• **AIM OF THE TASK**:
Locate every line in the records that contains the string "CaII", matching uppercase and lowercase exactly, and copy each of those lines.

========================

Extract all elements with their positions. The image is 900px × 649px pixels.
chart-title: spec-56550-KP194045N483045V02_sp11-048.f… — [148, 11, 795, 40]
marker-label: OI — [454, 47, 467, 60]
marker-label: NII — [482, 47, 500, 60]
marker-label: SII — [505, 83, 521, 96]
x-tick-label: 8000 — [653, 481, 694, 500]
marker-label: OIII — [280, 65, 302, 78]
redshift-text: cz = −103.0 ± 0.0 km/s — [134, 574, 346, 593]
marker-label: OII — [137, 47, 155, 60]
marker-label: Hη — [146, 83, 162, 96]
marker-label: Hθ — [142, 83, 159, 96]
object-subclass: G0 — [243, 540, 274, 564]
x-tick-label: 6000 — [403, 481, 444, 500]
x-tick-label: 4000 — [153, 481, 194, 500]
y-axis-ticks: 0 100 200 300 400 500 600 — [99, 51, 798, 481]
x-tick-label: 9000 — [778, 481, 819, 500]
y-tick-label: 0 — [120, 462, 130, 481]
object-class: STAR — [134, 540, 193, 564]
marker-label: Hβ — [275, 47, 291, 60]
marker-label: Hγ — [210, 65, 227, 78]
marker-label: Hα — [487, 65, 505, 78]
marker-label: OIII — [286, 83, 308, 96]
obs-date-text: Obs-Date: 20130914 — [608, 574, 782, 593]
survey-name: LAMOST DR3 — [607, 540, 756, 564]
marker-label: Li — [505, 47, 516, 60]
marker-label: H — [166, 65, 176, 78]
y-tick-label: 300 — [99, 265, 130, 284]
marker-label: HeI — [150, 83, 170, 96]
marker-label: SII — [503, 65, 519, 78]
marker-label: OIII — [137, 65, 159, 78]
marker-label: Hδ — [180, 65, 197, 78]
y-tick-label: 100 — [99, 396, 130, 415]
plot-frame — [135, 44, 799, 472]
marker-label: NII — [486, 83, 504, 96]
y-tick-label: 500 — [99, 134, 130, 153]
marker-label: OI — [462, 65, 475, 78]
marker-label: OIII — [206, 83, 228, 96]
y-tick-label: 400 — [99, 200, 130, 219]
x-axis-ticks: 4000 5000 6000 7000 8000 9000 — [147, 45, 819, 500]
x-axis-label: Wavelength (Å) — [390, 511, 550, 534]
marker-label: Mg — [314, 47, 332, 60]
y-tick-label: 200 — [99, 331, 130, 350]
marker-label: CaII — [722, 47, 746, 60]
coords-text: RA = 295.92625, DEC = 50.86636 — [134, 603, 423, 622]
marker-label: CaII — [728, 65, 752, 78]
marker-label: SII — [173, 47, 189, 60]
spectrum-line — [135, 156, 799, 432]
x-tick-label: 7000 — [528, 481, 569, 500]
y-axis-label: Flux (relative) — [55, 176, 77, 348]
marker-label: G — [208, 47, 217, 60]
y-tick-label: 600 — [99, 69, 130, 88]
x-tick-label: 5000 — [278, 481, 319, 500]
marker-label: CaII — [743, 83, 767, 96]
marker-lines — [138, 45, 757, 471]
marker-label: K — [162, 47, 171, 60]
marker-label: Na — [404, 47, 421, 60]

========================

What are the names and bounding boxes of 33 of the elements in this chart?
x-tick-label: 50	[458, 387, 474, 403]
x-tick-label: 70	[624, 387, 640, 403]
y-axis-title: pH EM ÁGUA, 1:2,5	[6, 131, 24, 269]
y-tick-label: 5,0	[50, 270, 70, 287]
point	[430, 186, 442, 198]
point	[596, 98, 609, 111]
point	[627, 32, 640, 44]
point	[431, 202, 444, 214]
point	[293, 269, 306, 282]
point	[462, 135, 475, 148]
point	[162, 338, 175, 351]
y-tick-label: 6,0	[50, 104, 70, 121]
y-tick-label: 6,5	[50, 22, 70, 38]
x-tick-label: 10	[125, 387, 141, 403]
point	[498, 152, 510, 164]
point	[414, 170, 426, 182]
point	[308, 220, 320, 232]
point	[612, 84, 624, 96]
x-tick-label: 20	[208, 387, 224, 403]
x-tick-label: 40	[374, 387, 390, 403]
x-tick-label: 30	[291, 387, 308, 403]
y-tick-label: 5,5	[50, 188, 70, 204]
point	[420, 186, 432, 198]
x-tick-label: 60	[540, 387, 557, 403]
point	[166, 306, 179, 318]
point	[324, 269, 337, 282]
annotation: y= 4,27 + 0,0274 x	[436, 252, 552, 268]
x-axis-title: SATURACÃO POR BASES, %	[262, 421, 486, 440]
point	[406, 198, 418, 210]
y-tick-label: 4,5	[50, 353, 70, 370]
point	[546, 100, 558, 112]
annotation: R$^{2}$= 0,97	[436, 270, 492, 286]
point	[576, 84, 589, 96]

========================

• **TASK RESULT**:
marker-label: CaII — [722, 47, 746, 60]
marker-label: CaII — [728, 65, 752, 78]
marker-label: CaII — [743, 83, 767, 96]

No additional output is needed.